__Goal__
Each record below must be returned exactly as shown.

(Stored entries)
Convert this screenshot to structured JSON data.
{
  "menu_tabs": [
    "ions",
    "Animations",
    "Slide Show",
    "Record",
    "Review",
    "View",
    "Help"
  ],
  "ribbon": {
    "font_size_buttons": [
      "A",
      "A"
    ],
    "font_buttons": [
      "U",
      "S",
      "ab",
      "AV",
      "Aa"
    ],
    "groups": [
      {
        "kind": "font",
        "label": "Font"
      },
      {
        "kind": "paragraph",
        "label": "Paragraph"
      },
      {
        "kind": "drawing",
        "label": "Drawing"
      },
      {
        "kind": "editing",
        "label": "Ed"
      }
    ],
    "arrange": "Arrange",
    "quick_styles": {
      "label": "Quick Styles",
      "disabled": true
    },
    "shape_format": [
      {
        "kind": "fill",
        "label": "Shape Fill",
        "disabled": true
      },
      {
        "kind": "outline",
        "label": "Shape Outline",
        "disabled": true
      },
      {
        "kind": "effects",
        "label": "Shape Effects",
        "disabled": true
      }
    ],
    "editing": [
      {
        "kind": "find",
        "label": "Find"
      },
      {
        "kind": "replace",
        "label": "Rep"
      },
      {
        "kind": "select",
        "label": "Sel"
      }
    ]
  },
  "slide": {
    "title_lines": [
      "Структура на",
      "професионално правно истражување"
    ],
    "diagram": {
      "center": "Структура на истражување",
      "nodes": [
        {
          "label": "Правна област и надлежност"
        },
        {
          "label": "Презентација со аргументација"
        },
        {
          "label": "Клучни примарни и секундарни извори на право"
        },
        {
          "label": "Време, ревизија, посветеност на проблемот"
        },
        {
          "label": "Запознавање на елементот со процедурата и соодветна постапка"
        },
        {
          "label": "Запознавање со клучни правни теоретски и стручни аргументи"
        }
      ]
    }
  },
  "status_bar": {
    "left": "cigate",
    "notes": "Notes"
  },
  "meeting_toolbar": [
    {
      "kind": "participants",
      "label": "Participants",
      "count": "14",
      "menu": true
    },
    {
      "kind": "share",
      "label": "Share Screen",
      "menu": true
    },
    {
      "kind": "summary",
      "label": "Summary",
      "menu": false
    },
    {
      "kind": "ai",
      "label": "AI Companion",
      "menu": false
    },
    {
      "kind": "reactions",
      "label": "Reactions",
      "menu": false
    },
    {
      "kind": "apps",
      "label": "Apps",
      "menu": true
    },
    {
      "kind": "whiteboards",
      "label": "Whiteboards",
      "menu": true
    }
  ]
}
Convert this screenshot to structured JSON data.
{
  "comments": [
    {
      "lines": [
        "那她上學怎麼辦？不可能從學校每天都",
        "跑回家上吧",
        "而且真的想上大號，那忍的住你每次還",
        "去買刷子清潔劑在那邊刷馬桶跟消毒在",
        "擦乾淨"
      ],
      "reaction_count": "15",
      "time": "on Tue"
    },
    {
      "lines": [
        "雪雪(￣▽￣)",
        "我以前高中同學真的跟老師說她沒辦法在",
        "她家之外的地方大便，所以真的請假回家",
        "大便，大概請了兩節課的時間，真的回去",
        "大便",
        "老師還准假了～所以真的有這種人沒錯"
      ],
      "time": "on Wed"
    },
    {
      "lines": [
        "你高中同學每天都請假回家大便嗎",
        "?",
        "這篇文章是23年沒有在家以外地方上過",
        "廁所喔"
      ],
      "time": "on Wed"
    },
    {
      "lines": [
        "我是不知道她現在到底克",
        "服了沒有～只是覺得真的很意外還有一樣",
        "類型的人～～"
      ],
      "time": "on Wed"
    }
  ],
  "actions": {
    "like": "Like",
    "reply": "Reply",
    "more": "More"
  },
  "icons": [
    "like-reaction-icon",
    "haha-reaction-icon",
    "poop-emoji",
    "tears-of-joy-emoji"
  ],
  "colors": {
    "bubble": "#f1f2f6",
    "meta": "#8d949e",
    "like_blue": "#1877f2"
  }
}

__In response__
Convert this screenshot to structured JSON data.
{
  "menu_tabs": [
    "ions",
    "Animations",
    "Slide Show",
    "Record",
    "Review",
    "View",
    "Help"
  ],
  "ribbon": {
    "font_size_buttons": [
      "A",
      "A"
    ],
    "font_buttons": [
      "U",
      "S",
      "ab",
      "AV",
      "Aa"
    ],
    "groups": [
      {
        "kind": "font",
        "label": "Font"
      },
      {
        "kind": "paragraph",
        "label": "Paragraph"
      },
      {
        "kind": "drawing",
        "label": "Drawing"
      },
      {
        "kind": "editing",
        "label": "Ed"
      }
    ],
    "arrange": "Arrange",
    "quick_styles": {
      "label": "Quick Styles",
      "disabled": true
    },
    "shape_format": [
      {
        "kind": "fill",
        "label": "Shape Fill",
        "disabled": true
      },
      {
        "kind": "outline",
        "label": "Shape Outline",
        "disabled": true
      },
      {
        "kind": "effects",
        "label": "Shape Effects",
        "disabled": true
      }
    ],
    "editing": [
      {
        "kind": "find",
        "label": "Find"
      },
      {
        "kind": "replace",
        "label": "Rep"
      },
      {
        "kind": "select",
        "label": "Sel"
      }
    ]
  },
  "slide": {
    "title_lines": [
      "Структура на",
      "професионално правно истражување"
    ],
    "diagram": {
      "center": "Структура на истражување",
      "nodes": [
        {
          "label": "Правна област и надлежност"
        },
        {
          "label": "Презентација со аргументација"
        },
        {
          "label": "Клучни примарни и секундарни извори на право"
        },
        {
          "label": "Време, ревизија, посветеност на проблемот"
        },
        {
          "label": "Запознавање на елементот со процедурата и соодветна постапка"
        },
        {
          "label": "Запознавање со клучни правни теоретски и стручни аргументи"
        }
      ]
    }
  },
  "status_bar": {
    "left": "cigate",
    "notes": "Notes"
  },
  "meeting_toolbar": [
    {
      "kind": "participants",
      "label": "Participants",
      "count": "14",
      "menu": true
    },
    {
      "kind": "share",
      "label": "Share Screen",
      "menu": true
    },
    {
      "kind": "summary",
      "label": "Summary",
      "menu": false
    },
    {
      "kind": "ai",
      "label": "AI Companion",
      "menu": false
    },
    {
      "kind": "reactions",
      "label": "Reactions",
      "menu": false
    },
    {
      "kind": "apps",
      "label": "Apps",
      "menu": true
    },
    {
      "kind": "whiteboards",
      "label": "Whiteboards",
      "menu": true
    }
  ]
}
Convert this screenshot to structured JSON data.
{
  "comments": [
    {
      "lines": [
        "那她上學怎麼辦？不可能從學校每天都",
        "跑回家上吧",
        "而且真的想上大號，那忍的住你每次還",
        "去買刷子清潔劑在那邊刷馬桶跟消毒在",
        "擦乾淨"
      ],
      "reaction_count": "15",
      "time": "on Tue"
    },
    {
      "lines": [
        "雪雪(￣▽￣)",
        "我以前高中同學真的跟老師說她沒辦法在",
        "她家之外的地方大便，所以真的請假回家",
        "大便，大概請了兩節課的時間，真的回去",
        "大便",
        "老師還准假了～所以真的有這種人沒錯"
      ],
      "time": "on Wed"
    },
    {
      "lines": [
        "你高中同學每天都請假回家大便嗎",
        "?",
        "這篇文章是23年沒有在家以外地方上過",
        "廁所喔"
      ],
      "time": "on Wed"
    },
    {
      "lines": [
        "我是不知道她現在到底克",
        "服了沒有～只是覺得真的很意外還有一樣",
        "類型的人～～"
      ],
      "time": "on Wed"
    }
  ],
  "actions": {
    "like": "Like",
    "reply": "Reply",
    "more": "More"
  },
  "icons": [
    "like-reaction-icon",
    "haha-reaction-icon",
    "poop-emoji",
    "tears-of-joy-emoji"
  ],
  "colors": {
    "bubble": "#f1f2f6",
    "meta": "#8d949e",
    "like_blue": "#1877f2"
  }
}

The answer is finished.